● **WHAT YOU NEED TO DO**: Output the material word for word. Leave each picture out.

(Dataset items)
++++++

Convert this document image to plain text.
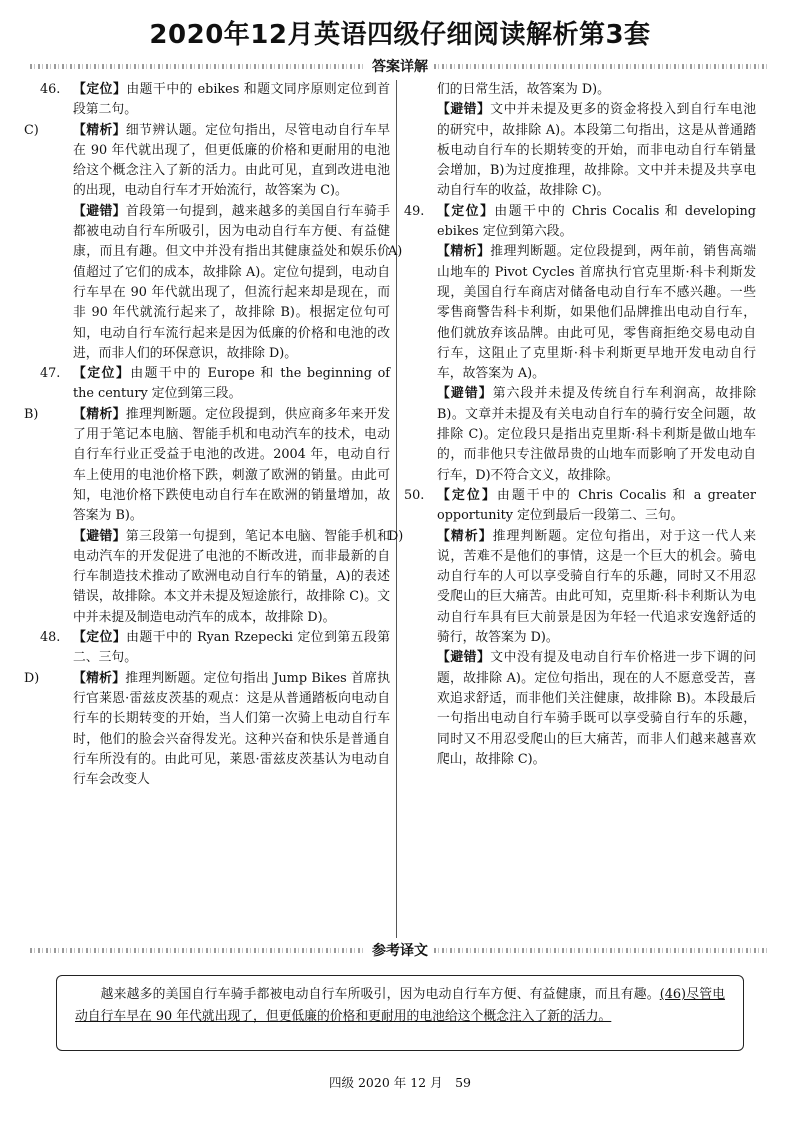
2020年12月英语四级仔细阅读解析第3套
答案详解
46. 【定位】由题干中的 ebikes 和题文同序原则定位到首段第二句。
C)	【精析】细节辨认题。定位句指出，尽管电动自行车早在 90 年代就出现了，但更低廉的价格和更耐用的电池给这个概念注入了新的活力。由此可见，直到改进电池的出现，电动自行车才开始流行，故答案为 C)。
【避错】首段第一句提到，越来越多的美国自行车骑手都被电动自行车所吸引，因为电动自行车方便、有益健康，而且有趣。但文中并没有指出其健康益处和娱乐价值超过了它们的成本，故排除 A)。定位句提到，电动自行车早在 90 年代就出现了，但流行起来却是现在，而非 90 年代就流行起来了，故排除 B)。根据定位句可知，电动自行车流行起来是因为低廉的价格和电池的改进，而非人们的环保意识，故排除 D)。
47. 【定位】由题干中的 Europe 和 the beginning of the century 定位到第三段。
B)	【精析】推理判断题。定位段提到，供应商多年来开发了用于笔记本电脑、智能手机和电动汽车的技术，电动自行车行业正受益于电池的改进。2004 年，电动自行车上使用的电池价格下跌，刺激了欧洲的销量。由此可知，电池价格下跌使电动自行车在欧洲的销量增加，故答案为 B)。
【避错】第三段第一句提到，笔记本电脑、智能手机和电动汽车的开发促进了电池的不断改进，而非最新的自行车制造技术推动了欧洲电动自行车的销量，A)的表述错误，故排除。本文并未提及短途旅行，故排除 C)。文中并未提及制造电动汽车的成本，故排除 D)。
48. 【定位】由题干中的 Ryan Rzepecki 定位到第五段第二、三句。
D)	【精析】推理判断题。定位句指出 Jump Bikes 首席执行官莱恩·雷兹皮茨基的观点：这是从普通踏板向电动自行车的长期转变的开始，当人们第一次骑上电动自行车时，他们的脸会兴奋得发光。这种兴奋和快乐是普通自行车所没有的。由此可见，莱恩·雷兹皮茨基认为电动自行车会改变人
们的日常生活，故答案为 D)。
【避错】文中并未提及更多的资金将投入到自行车电池的研究中，故排除 A)。本段第二句指出，这是从普通踏板电动自行车的长期转变的开始，而非电动自行车销量会增加，B)为过度推理，故排除。文中并未提及共享电动自行车的收益，故排除 C)。
49. 【定位】由题干中的 Chris Cocalis 和 developing ebikes 定位到第六段。
A)	【精析】推理判断题。定位段提到，两年前，销售高端山地车的 Pivot Cycles 首席执行官克里斯·科卡利斯发现，美国自行车商店对储备电动自行车不感兴趣。一些零售商警告科卡利斯，如果他们品牌推出电动自行车，他们就放弃该品牌。由此可见，零售商拒绝交易电动自行车，这阻止了克里斯·科卡利斯更早地开发电动自行车，故答案为 A)。
【避错】第六段并未提及传统自行车利润高，故排除 B)。文章并未提及有关电动自行车的骑行安全问题，故排除 C)。定位段只是指出克里斯·科卡利斯是做山地车的，而非他只专注做昂贵的山地车而影响了开发电动自行车，D)不符合文义，故排除。
50. 【定位】由题干中的 Chris Cocalis 和 a greater opportunity 定位到最后一段第二、三句。
D)	【精析】推理判断题。定位句指出，对于这一代人来说，苦难不是他们的事情，这是一个巨大的机会。骑电动自行车的人可以享受骑自行车的乐趣，同时又不用忍受爬山的巨大痛苦。由此可知，克里斯·科卡利斯认为电动自行车具有巨大前景是因为年轻一代追求安逸舒适的骑行，故答案为 D)。
【避错】文中没有提及电动自行车价格进一步下调的问题，故排除 A)。定位句指出，现在的人不愿意受苦，喜欢追求舒适，而非他们关注健康，故排除 B)。本段最后一句指出电动自行车骑手既可以享受骑自行车的乐趣，同时又不用忍受爬山的巨大痛苦，而非人们越来越喜欢爬山，故排除 C)。
参考译文
越来越多的美国自行车骑手都被电动自行车所吸引，因为电动自行车方便、有益健康，而且有趣。(46)尽管电动自行车早在 90 年代就出现了，但更低廉的价格和更耐用的电池给这个概念注入了新的活力。
四级 2020 年 12 月　59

++++++

● **WRITTEN REPLY**:
Convert this document image to plain text.
2020年12月英语四级仔细阅读解析第3套
答案详解
46. 【定位】由题干中的 ebikes 和题文同序原则定位到首段第二句。
C)	【精析】细节辨认题。定位句指出，尽管电动自行车早在 90 年代就出现了，但更低廉的价格和更耐用的电池给这个概念注入了新的活力。由此可见，直到改进电池的出现，电动自行车才开始流行，故答案为 C)。
【避错】首段第一句提到，越来越多的美国自行车骑手都被电动自行车所吸引，因为电动自行车方便、有益健康，而且有趣。但文中并没有指出其健康益处和娱乐价值超过了它们的成本，故排除 A)。定位句提到，电动自行车早在 90 年代就出现了，但流行起来却是现在，而非 90 年代就流行起来了，故排除 B)。根据定位句可知，电动自行车流行起来是因为低廉的价格和电池的改进，而非人们的环保意识，故排除 D)。
47. 【定位】由题干中的 Europe 和 the beginning of the century 定位到第三段。
B)	【精析】推理判断题。定位段提到，供应商多年来开发了用于笔记本电脑、智能手机和电动汽车的技术，电动自行车行业正受益于电池的改进。2004 年，电动自行车上使用的电池价格下跌，刺激了欧洲的销量。由此可知，电池价格下跌使电动自行车在欧洲的销量增加，故答案为 B)。
【避错】第三段第一句提到，笔记本电脑、智能手机和电动汽车的开发促进了电池的不断改进，而非最新的自行车制造技术推动了欧洲电动自行车的销量，A)的表述错误，故排除。本文并未提及短途旅行，故排除 C)。文中并未提及制造电动汽车的成本，故排除 D)。
48. 【定位】由题干中的 Ryan Rzepecki 定位到第五段第二、三句。
D)	【精析】推理判断题。定位句指出 Jump Bikes 首席执行官莱恩·雷兹皮茨基的观点：这是从普通踏板向电动自行车的长期转变的开始，当人们第一次骑上电动自行车时，他们的脸会兴奋得发光。这种兴奋和快乐是普通自行车所没有的。由此可见，莱恩·雷兹皮茨基认为电动自行车会改变人
们的日常生活，故答案为 D)。
【避错】文中并未提及更多的资金将投入到自行车电池的研究中，故排除 A)。本段第二句指出，这是从普通踏板电动自行车的长期转变的开始，而非电动自行车销量会增加，B)为过度推理，故排除。文中并未提及共享电动自行车的收益，故排除 C)。
49. 【定位】由题干中的 Chris Cocalis 和 developing ebikes 定位到第六段。
A)	【精析】推理判断题。定位段提到，两年前，销售高端山地车的 Pivot Cycles 首席执行官克里斯·科卡利斯发现，美国自行车商店对储备电动自行车不感兴趣。一些零售商警告科卡利斯，如果他们品牌推出电动自行车，他们就放弃该品牌。由此可见，零售商拒绝交易电动自行车，这阻止了克里斯·科卡利斯更早地开发电动自行车，故答案为 A)。
【避错】第六段并未提及传统自行车利润高，故排除 B)。文章并未提及有关电动自行车的骑行安全问题，故排除 C)。定位段只是指出克里斯·科卡利斯是做山地车的，而非他只专注做昂贵的山地车而影响了开发电动自行车，D)不符合文义，故排除。
50. 【定位】由题干中的 Chris Cocalis 和 a greater opportunity 定位到最后一段第二、三句。
D)	【精析】推理判断题。定位句指出，对于这一代人来说，苦难不是他们的事情，这是一个巨大的机会。骑电动自行车的人可以享受骑自行车的乐趣，同时又不用忍受爬山的巨大痛苦。由此可知，克里斯·科卡利斯认为电动自行车具有巨大前景是因为年轻一代追求安逸舒适的骑行，故答案为 D)。
【避错】文中没有提及电动自行车价格进一步下调的问题，故排除 A)。定位句指出，现在的人不愿意受苦，喜欢追求舒适，而非他们关注健康，故排除 B)。本段最后一句指出电动自行车骑手既可以享受骑自行车的乐趣，同时又不用忍受爬山的巨大痛苦，而非人们越来越喜欢爬山，故排除 C)。
参考译文
越来越多的美国自行车骑手都被电动自行车所吸引，因为电动自行车方便、有益健康，而且有趣。(46)尽管电动自行车早在 90 年代就出现了，但更低廉的价格和更耐用的电池给这个概念注入了新的活力。
四级 2020 年 12 月　59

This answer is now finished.